• **EXERCISE BRIEF**
For every line in the data below that contains "when", copy the line.

• **SUPPLIED RECORDS**

* START *

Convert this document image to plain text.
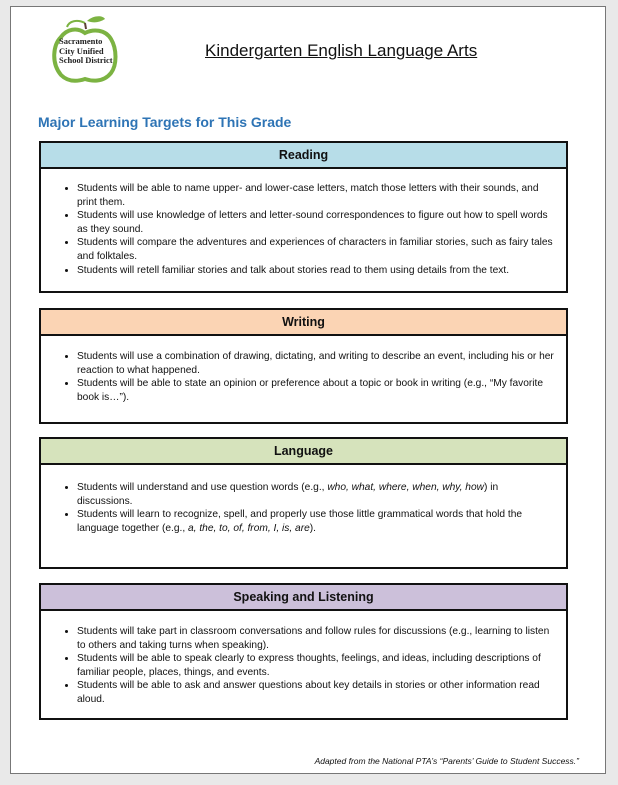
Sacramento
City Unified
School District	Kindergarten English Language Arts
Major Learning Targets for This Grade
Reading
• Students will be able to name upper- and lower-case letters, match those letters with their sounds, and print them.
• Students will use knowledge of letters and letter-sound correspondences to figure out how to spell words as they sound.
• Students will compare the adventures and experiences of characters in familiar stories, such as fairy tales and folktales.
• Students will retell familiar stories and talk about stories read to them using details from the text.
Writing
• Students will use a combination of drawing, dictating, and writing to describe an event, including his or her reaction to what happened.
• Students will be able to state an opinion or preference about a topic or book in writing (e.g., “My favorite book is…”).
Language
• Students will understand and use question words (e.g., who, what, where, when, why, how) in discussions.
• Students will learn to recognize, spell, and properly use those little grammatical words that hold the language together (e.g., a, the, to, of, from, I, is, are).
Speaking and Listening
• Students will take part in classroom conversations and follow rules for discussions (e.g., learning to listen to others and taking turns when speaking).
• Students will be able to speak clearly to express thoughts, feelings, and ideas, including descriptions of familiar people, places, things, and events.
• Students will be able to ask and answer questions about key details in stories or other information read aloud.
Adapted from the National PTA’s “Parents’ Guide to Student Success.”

* END *

• **TASK OUTPUT**
• Students will understand and use question words (e.g., who, what, where, when, why, how) in discussions.
• Students will take part in classroom conversations and follow rules for discussions (e.g., learning to listen to others and taking turns when speaking).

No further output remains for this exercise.